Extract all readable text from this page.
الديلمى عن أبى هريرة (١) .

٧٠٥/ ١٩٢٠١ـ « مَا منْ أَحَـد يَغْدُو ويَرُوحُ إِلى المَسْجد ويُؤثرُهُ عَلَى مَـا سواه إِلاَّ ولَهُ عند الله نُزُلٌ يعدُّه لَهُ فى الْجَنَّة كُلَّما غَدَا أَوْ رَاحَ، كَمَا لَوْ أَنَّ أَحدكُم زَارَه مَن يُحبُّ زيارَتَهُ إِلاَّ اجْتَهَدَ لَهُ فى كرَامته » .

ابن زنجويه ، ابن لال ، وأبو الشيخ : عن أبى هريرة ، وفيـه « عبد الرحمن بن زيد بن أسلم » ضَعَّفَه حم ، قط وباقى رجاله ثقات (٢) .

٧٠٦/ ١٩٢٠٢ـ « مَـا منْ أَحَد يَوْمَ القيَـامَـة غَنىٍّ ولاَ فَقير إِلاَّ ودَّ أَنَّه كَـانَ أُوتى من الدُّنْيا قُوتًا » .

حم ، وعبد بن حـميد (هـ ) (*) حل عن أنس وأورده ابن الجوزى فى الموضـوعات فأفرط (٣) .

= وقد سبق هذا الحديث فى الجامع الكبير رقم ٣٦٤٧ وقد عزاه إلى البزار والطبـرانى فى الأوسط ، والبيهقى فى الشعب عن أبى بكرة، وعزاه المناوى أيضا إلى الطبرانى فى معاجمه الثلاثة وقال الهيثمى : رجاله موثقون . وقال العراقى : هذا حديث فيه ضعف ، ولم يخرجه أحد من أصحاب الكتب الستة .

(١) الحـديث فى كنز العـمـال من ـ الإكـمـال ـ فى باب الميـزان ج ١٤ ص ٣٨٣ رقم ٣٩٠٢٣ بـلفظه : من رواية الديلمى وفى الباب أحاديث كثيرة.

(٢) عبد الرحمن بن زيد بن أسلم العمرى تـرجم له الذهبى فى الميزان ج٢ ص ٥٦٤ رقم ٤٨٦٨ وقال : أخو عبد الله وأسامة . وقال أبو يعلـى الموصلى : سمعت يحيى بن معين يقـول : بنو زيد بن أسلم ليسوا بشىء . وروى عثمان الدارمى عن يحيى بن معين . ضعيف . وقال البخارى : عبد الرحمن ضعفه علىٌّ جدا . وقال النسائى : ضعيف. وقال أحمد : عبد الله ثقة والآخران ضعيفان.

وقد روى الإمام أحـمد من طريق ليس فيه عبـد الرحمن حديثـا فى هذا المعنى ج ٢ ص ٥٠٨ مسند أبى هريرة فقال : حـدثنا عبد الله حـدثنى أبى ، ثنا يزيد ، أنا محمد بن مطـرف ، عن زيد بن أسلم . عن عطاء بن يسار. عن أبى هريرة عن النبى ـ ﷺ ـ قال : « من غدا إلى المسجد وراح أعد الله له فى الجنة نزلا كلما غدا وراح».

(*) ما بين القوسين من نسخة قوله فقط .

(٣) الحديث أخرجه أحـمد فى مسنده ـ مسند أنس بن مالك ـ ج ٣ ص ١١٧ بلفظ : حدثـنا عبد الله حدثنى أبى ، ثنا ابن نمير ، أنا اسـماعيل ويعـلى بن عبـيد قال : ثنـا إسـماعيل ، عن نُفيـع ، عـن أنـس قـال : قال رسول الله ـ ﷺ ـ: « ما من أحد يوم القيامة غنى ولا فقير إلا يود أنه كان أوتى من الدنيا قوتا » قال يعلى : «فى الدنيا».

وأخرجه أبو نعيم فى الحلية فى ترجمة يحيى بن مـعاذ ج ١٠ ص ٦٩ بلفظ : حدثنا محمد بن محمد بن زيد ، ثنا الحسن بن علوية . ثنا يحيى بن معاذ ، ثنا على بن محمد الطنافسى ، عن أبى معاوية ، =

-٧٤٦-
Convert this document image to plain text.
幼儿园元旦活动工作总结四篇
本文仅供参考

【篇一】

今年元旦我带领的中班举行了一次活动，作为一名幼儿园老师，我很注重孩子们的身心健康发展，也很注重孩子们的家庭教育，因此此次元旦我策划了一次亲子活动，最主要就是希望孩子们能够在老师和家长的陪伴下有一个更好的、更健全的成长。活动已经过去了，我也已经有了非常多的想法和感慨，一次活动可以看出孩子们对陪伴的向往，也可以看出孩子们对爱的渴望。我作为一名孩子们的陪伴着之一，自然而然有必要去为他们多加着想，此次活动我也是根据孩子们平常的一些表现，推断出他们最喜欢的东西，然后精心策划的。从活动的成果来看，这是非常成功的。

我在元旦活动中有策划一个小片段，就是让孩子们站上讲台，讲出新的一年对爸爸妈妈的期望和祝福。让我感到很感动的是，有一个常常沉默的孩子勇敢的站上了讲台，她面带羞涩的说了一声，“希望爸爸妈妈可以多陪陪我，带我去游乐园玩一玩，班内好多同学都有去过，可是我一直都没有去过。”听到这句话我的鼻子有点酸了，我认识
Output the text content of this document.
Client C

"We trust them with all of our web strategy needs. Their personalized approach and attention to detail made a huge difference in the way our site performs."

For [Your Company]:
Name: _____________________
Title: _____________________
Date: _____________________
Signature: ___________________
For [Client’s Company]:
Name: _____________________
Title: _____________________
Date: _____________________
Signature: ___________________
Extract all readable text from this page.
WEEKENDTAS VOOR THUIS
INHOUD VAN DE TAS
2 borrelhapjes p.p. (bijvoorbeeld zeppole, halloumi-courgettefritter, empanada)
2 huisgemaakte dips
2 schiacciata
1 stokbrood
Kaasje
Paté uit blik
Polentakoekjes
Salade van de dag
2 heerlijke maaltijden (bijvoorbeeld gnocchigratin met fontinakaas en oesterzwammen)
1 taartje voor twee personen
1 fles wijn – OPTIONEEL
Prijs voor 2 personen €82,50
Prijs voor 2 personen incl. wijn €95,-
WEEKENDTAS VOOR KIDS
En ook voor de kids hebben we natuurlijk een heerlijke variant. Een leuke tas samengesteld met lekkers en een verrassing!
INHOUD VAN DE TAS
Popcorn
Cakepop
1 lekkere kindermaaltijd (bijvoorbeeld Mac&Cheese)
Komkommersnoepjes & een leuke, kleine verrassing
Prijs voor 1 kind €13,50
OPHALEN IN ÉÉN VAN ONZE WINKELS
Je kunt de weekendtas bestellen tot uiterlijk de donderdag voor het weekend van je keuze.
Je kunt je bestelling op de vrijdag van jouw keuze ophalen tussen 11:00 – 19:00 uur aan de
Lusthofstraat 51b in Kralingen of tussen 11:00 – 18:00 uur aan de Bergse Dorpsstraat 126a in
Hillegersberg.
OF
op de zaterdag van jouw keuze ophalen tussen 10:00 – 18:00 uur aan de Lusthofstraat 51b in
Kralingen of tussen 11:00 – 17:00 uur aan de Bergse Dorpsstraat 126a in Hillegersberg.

**What is required**
Each line must be given again exactly as written above.

**Complete response**
Extract all readable text from this page.
الديلمى عن أبى هريرة (١) .

٧٠٥/ ١٩٢٠١ـ « مَا منْ أَحَـد يَغْدُو ويَرُوحُ إِلى المَسْجد ويُؤثرُهُ عَلَى مَـا سواه إِلاَّ ولَهُ عند الله نُزُلٌ يعدُّه لَهُ فى الْجَنَّة كُلَّما غَدَا أَوْ رَاحَ، كَمَا لَوْ أَنَّ أَحدكُم زَارَه مَن يُحبُّ زيارَتَهُ إِلاَّ اجْتَهَدَ لَهُ فى كرَامته » .

ابن زنجويه ، ابن لال ، وأبو الشيخ : عن أبى هريرة ، وفيـه « عبد الرحمن بن زيد بن أسلم » ضَعَّفَه حم ، قط وباقى رجاله ثقات (٢) .

٧٠٦/ ١٩٢٠٢ـ « مَـا منْ أَحَد يَوْمَ القيَـامَـة غَنىٍّ ولاَ فَقير إِلاَّ ودَّ أَنَّه كَـانَ أُوتى من الدُّنْيا قُوتًا » .

حم ، وعبد بن حـميد (هـ ) (*) حل عن أنس وأورده ابن الجوزى فى الموضـوعات فأفرط (٣) .

= وقد سبق هذا الحديث فى الجامع الكبير رقم ٣٦٤٧ وقد عزاه إلى البزار والطبـرانى فى الأوسط ، والبيهقى فى الشعب عن أبى بكرة، وعزاه المناوى أيضا إلى الطبرانى فى معاجمه الثلاثة وقال الهيثمى : رجاله موثقون . وقال العراقى : هذا حديث فيه ضعف ، ولم يخرجه أحد من أصحاب الكتب الستة .

(١) الحـديث فى كنز العـمـال من ـ الإكـمـال ـ فى باب الميـزان ج ١٤ ص ٣٨٣ رقم ٣٩٠٢٣ بـلفظه : من رواية الديلمى وفى الباب أحاديث كثيرة.

(٢) عبد الرحمن بن زيد بن أسلم العمرى تـرجم له الذهبى فى الميزان ج٢ ص ٥٦٤ رقم ٤٨٦٨ وقال : أخو عبد الله وأسامة . وقال أبو يعلـى الموصلى : سمعت يحيى بن معين يقـول : بنو زيد بن أسلم ليسوا بشىء . وروى عثمان الدارمى عن يحيى بن معين . ضعيف . وقال البخارى : عبد الرحمن ضعفه علىٌّ جدا . وقال النسائى : ضعيف. وقال أحمد : عبد الله ثقة والآخران ضعيفان.

وقد روى الإمام أحـمد من طريق ليس فيه عبـد الرحمن حديثـا فى هذا المعنى ج ٢ ص ٥٠٨ مسند أبى هريرة فقال : حـدثنا عبد الله حـدثنى أبى ، ثنا يزيد ، أنا محمد بن مطـرف ، عن زيد بن أسلم . عن عطاء بن يسار. عن أبى هريرة عن النبى ـ ﷺ ـ قال : « من غدا إلى المسجد وراح أعد الله له فى الجنة نزلا كلما غدا وراح».

(*) ما بين القوسين من نسخة قوله فقط .

(٣) الحديث أخرجه أحـمد فى مسنده ـ مسند أنس بن مالك ـ ج ٣ ص ١١٧ بلفظ : حدثـنا عبد الله حدثنى أبى ، ثنا ابن نمير ، أنا اسـماعيل ويعـلى بن عبـيد قال : ثنـا إسـماعيل ، عن نُفيـع ، عـن أنـس قـال : قال رسول الله ـ ﷺ ـ: « ما من أحد يوم القيامة غنى ولا فقير إلا يود أنه كان أوتى من الدنيا قوتا » قال يعلى : «فى الدنيا».

وأخرجه أبو نعيم فى الحلية فى ترجمة يحيى بن مـعاذ ج ١٠ ص ٦٩ بلفظ : حدثنا محمد بن محمد بن زيد ، ثنا الحسن بن علوية . ثنا يحيى بن معاذ ، ثنا على بن محمد الطنافسى ، عن أبى معاوية ، =

-٧٤٦-
Convert this document image to plain text.
幼儿园元旦活动工作总结四篇
本文仅供参考

【篇一】

今年元旦我带领的中班举行了一次活动，作为一名幼儿园老师，我很注重孩子们的身心健康发展，也很注重孩子们的家庭教育，因此此次元旦我策划了一次亲子活动，最主要就是希望孩子们能够在老师和家长的陪伴下有一个更好的、更健全的成长。活动已经过去了，我也已经有了非常多的想法和感慨，一次活动可以看出孩子们对陪伴的向往，也可以看出孩子们对爱的渴望。我作为一名孩子们的陪伴着之一，自然而然有必要去为他们多加着想，此次活动我也是根据孩子们平常的一些表现，推断出他们最喜欢的东西，然后精心策划的。从活动的成果来看，这是非常成功的。

我在元旦活动中有策划一个小片段，就是让孩子们站上讲台，讲出新的一年对爸爸妈妈的期望和祝福。让我感到很感动的是，有一个常常沉默的孩子勇敢的站上了讲台，她面带羞涩的说了一声，“希望爸爸妈妈可以多陪陪我，带我去游乐园玩一玩，班内好多同学都有去过，可是我一直都没有去过。”听到这句话我的鼻子有点酸了，我认识
Output the text content of this document.
Client C

"We trust them with all of our web strategy needs. Their personalized approach and attention to detail made a huge difference in the way our site performs."

For [Your Company]:
Name: _____________________
Title: _____________________
Date: _____________________
Signature: ___________________
For [Client’s Company]:
Name: _____________________
Title: _____________________
Date: _____________________
Signature: ___________________
Extract all readable text from this page.
WEEKENDTAS VOOR THUIS
INHOUD VAN DE TAS
2 borrelhapjes p.p. (bijvoorbeeld zeppole, halloumi-courgettefritter, empanada)
2 huisgemaakte dips
2 schiacciata
1 stokbrood
Kaasje
Paté uit blik
Polentakoekjes
Salade van de dag
2 heerlijke maaltijden (bijvoorbeeld gnocchigratin met fontinakaas en oesterzwammen)
1 taartje voor twee personen
1 fles wijn – OPTIONEEL
Prijs voor 2 personen €82,50
Prijs voor 2 personen incl. wijn €95,-
WEEKENDTAS VOOR KIDS
En ook voor de kids hebben we natuurlijk een heerlijke variant. Een leuke tas samengesteld met lekkers en een verrassing!
INHOUD VAN DE TAS
Popcorn
Cakepop
1 lekkere kindermaaltijd (bijvoorbeeld Mac&Cheese)
Komkommersnoepjes & een leuke, kleine verrassing
Prijs voor 1 kind €13,50
OPHALEN IN ÉÉN VAN ONZE WINKELS
Je kunt de weekendtas bestellen tot uiterlijk de donderdag voor het weekend van je keuze.
Je kunt je bestelling op de vrijdag van jouw keuze ophalen tussen 11:00 – 19:00 uur aan de
Lusthofstraat 51b in Kralingen of tussen 11:00 – 18:00 uur aan de Bergse Dorpsstraat 126a in
Hillegersberg.
OF
op de zaterdag van jouw keuze ophalen tussen 10:00 – 18:00 uur aan de Lusthofstraat 51b in
Kralingen of tussen 11:00 – 17:00 uur aan de Bergse Dorpsstraat 126a in Hillegersberg.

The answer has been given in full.